- [Do this]: Extract the records below word for word and ignore the images.

(Collection entries)

↓

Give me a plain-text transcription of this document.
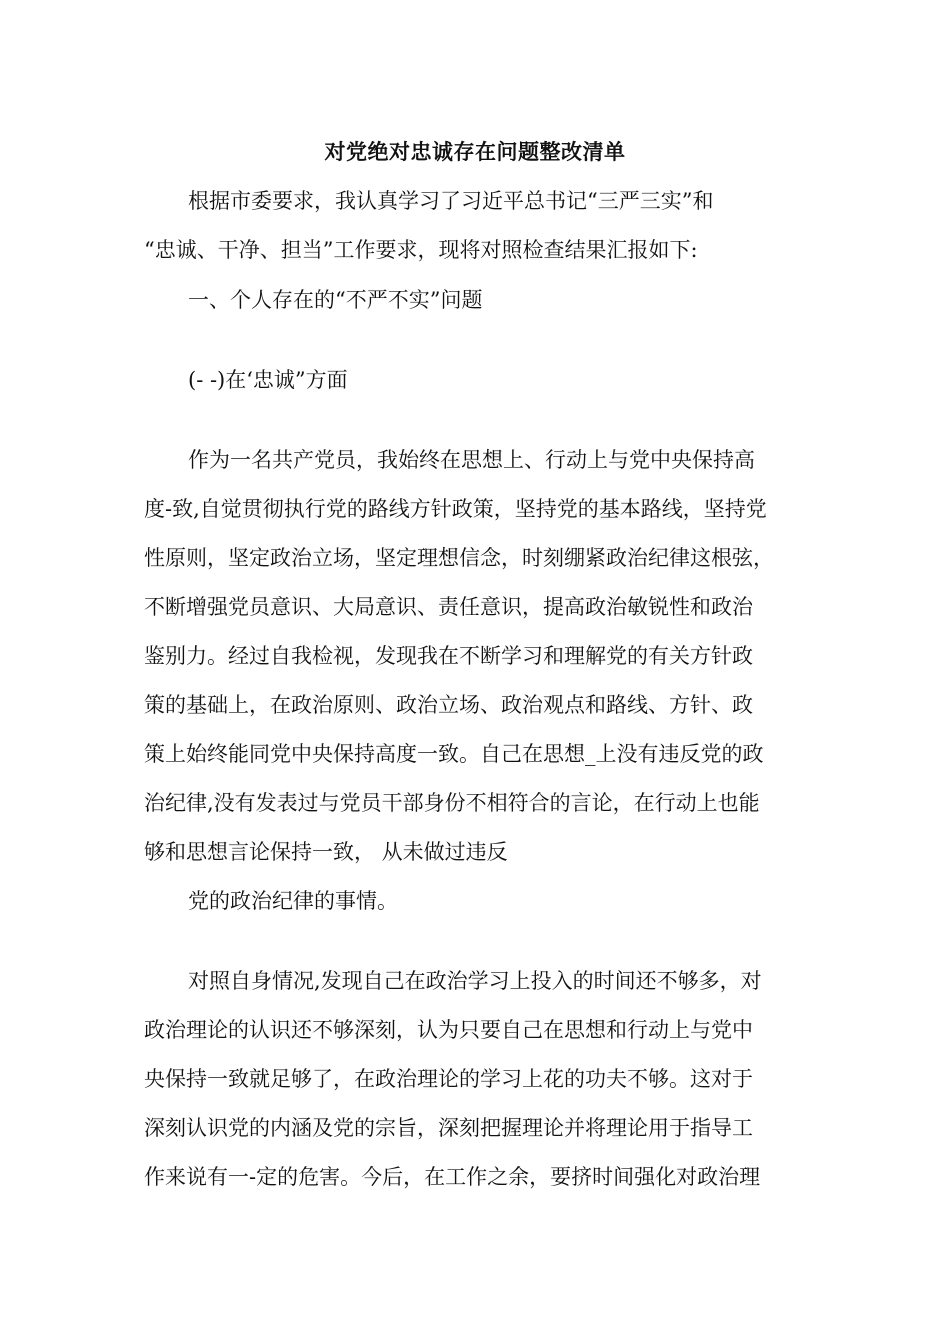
对党绝对忠诚存在问题整改清单
根据市委要求，我认真学习了习近平总书记“三严三实”和
“忠诚、干净、担当”工作要求，现将对照检查结果汇报如下:
一、个人存在的“不严不实”问题
(- -)在‘忠诚”方面
作为一名共产党员，我始终在思想上、行动上与党中央保持高
度-致,自觉贯彻执行党的路线方针政策，坚持党的基本路线，坚持党
性原则，坚定政治立场，坚定理想信念，时刻绷紧政治纪律这根弦，
不断增强党员意识、大局意识、责任意识，提高政治敏锐性和政治
鉴别力。经过自我检视，发现我在不断学习和理解党的有关方针政
策的基础上，在政治原则、政治立场、政治观点和路线、方针、政
策上始终能同党中央保持高度一致。自己在思想_上没有违反党的政
治纪律,没有发表过与党员干部身份不相符合的言论，在行动上也能
够和思想言论保持一致， 从未做过违反
党的政治纪律的事情。
对照自身情况,发现自己在政治学习上投入的时间还不够多，对
政治理论的认识还不够深刻，认为只要自己在思想和行动上与党中
央保持一致就足够了，在政治理论的学习上花的功夫不够。这对于
深刻认识党的内涵及党的宗旨，深刻把握理论并将理论用于指导工
作来说有一-定的危害。今后，在工作之余，要挤时间强化对政治理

↑

- [Answer to this task]:
Give me a plain-text transcription of this document.
对党绝对忠诚存在问题整改清单
根据市委要求，我认真学习了习近平总书记“三严三实”和
“忠诚、干净、担当”工作要求，现将对照检查结果汇报如下:
一、个人存在的“不严不实”问题
(- -)在‘忠诚”方面
作为一名共产党员，我始终在思想上、行动上与党中央保持高
度-致,自觉贯彻执行党的路线方针政策，坚持党的基本路线，坚持党
性原则，坚定政治立场，坚定理想信念，时刻绷紧政治纪律这根弦，
不断增强党员意识、大局意识、责任意识，提高政治敏锐性和政治
鉴别力。经过自我检视，发现我在不断学习和理解党的有关方针政
策的基础上，在政治原则、政治立场、政治观点和路线、方针、政
策上始终能同党中央保持高度一致。自己在思想_上没有违反党的政
治纪律,没有发表过与党员干部身份不相符合的言论，在行动上也能
够和思想言论保持一致， 从未做过违反
党的政治纪律的事情。
对照自身情况,发现自己在政治学习上投入的时间还不够多，对
政治理论的认识还不够深刻，认为只要自己在思想和行动上与党中
央保持一致就足够了，在政治理论的学习上花的功夫不够。这对于
深刻认识党的内涵及党的宗旨，深刻把握理论并将理论用于指导工
作来说有一-定的危害。今后，在工作之余，要挤时间强化对政治理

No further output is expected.